§ **Page element annotations**:
☆ ☆ ☆

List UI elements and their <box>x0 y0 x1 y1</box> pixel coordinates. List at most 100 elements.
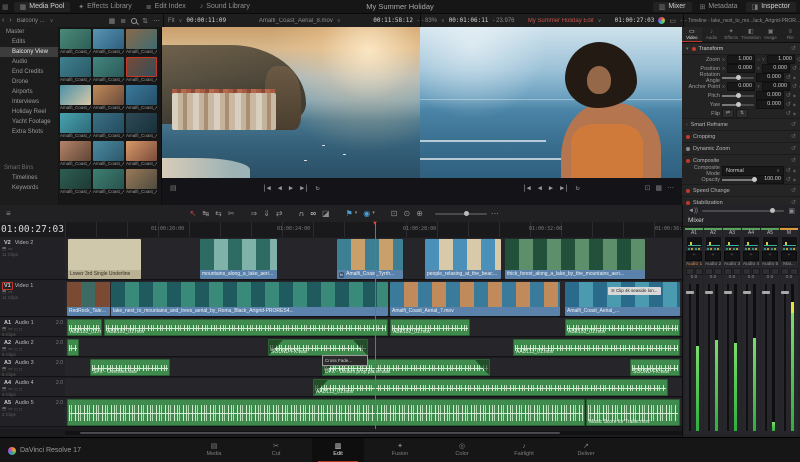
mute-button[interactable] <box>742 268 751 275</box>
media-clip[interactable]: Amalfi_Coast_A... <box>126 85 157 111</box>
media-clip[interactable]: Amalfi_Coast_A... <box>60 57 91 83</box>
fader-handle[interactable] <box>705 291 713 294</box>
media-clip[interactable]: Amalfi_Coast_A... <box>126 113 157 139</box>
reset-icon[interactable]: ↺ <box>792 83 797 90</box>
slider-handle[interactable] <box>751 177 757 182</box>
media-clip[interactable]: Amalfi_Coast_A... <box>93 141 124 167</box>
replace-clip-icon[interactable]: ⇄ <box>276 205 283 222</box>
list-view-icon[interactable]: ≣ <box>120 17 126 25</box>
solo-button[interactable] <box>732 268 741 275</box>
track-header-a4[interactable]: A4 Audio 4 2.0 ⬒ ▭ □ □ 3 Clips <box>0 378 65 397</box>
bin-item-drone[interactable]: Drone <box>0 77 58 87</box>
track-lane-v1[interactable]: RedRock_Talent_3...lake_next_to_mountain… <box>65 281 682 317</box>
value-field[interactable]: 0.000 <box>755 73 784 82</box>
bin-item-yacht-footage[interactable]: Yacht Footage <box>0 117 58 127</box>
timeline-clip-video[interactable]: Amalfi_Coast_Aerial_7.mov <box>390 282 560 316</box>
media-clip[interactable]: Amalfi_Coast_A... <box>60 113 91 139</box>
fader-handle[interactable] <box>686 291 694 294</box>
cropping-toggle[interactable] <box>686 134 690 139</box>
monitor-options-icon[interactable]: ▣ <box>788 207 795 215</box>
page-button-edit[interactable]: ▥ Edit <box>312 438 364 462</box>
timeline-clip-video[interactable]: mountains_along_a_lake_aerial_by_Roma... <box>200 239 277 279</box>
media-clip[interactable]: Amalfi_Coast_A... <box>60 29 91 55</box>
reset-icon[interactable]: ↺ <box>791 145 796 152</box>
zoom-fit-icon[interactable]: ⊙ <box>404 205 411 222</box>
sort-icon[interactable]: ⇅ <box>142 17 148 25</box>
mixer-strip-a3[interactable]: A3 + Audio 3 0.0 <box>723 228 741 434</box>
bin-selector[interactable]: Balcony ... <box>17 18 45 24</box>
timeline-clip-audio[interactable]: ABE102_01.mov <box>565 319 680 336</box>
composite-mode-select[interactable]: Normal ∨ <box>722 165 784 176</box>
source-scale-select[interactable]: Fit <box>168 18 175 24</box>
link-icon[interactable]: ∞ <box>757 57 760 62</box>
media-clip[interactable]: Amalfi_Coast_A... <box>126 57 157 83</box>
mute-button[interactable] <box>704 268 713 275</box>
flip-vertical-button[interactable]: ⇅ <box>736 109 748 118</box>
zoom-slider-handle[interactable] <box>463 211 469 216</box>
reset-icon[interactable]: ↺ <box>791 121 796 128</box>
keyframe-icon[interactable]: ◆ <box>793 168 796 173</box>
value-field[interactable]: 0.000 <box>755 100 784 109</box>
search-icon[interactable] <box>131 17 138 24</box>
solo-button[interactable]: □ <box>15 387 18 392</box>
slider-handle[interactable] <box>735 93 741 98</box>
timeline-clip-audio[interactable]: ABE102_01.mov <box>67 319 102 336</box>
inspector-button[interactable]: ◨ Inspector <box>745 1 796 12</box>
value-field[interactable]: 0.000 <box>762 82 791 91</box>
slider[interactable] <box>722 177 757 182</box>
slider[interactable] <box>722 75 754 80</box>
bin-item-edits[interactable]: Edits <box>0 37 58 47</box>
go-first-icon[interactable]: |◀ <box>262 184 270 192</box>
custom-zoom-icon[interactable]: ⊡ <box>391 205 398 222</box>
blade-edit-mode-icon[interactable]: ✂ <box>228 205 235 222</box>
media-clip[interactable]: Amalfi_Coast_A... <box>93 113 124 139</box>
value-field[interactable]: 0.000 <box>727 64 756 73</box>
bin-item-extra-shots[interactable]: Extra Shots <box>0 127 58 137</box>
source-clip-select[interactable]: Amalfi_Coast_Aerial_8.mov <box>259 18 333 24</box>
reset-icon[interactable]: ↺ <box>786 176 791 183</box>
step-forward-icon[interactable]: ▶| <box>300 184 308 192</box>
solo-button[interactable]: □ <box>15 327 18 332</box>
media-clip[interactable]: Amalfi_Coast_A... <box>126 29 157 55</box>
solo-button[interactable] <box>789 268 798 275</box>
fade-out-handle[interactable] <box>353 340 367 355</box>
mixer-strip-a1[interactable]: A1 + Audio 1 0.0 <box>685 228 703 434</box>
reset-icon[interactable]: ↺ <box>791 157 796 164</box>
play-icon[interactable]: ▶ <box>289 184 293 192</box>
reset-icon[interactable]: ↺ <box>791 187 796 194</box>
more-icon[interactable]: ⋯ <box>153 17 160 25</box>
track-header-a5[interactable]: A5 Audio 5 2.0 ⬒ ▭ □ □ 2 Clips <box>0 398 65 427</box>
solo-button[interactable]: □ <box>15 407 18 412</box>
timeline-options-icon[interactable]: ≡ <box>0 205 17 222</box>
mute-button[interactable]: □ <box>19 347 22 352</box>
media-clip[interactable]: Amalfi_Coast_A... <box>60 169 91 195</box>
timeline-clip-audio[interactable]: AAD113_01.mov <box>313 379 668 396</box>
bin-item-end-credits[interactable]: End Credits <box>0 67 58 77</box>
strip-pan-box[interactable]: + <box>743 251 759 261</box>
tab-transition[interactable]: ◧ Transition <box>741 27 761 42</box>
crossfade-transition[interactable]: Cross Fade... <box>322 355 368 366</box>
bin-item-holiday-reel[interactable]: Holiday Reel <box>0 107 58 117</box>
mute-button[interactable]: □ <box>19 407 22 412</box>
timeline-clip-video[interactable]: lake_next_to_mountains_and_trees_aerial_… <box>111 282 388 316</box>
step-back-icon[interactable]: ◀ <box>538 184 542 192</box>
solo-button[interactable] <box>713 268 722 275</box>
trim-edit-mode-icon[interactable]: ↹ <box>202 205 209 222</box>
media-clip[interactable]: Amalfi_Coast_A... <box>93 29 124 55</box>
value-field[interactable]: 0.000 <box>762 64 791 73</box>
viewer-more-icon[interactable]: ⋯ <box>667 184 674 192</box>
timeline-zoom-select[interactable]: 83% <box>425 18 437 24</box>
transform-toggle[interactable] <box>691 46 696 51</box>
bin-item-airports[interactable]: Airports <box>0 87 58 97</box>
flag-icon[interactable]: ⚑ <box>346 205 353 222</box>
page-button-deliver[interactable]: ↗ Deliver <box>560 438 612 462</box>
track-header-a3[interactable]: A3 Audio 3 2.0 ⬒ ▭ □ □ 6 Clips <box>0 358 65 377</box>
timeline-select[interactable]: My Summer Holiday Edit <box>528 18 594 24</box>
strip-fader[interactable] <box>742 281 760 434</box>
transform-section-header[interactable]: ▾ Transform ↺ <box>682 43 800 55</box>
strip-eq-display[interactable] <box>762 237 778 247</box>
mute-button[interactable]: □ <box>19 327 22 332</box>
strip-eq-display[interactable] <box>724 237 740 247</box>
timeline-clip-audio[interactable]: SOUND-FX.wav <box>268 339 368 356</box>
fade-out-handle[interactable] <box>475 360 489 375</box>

☆ ☆ ☆

§ **SHORT TASK**:
Repeat the rows starting at the line containing "mute-button[interactable] <box>742 268" and ending at the line containing "list-view-icon[interactable]: ≣ <box>120", with every "media-clip" swapped for "source-clip" and nothing else changed.

§ **SOLUTION TO THIS TASK**:
mute-button[interactable] <box>742 268 751 275</box>
source-clip[interactable]: Amalfi_Coast_A... <box>126 85 157 111</box>
source-clip[interactable]: Amalfi_Coast_A... <box>60 57 91 83</box>
fader-handle[interactable] <box>705 291 713 294</box>
source-clip[interactable]: Amalfi_Coast_A... <box>126 113 157 139</box>
reset-icon[interactable]: ↺ <box>792 83 797 90</box>
slider-handle[interactable] <box>751 177 757 182</box>
source-clip[interactable]: Amalfi_Coast_A... <box>93 141 124 167</box>
replace-clip-icon[interactable]: ⇄ <box>276 205 283 222</box>
list-view-icon[interactable]: ≣ <box>120 17 126 25</box>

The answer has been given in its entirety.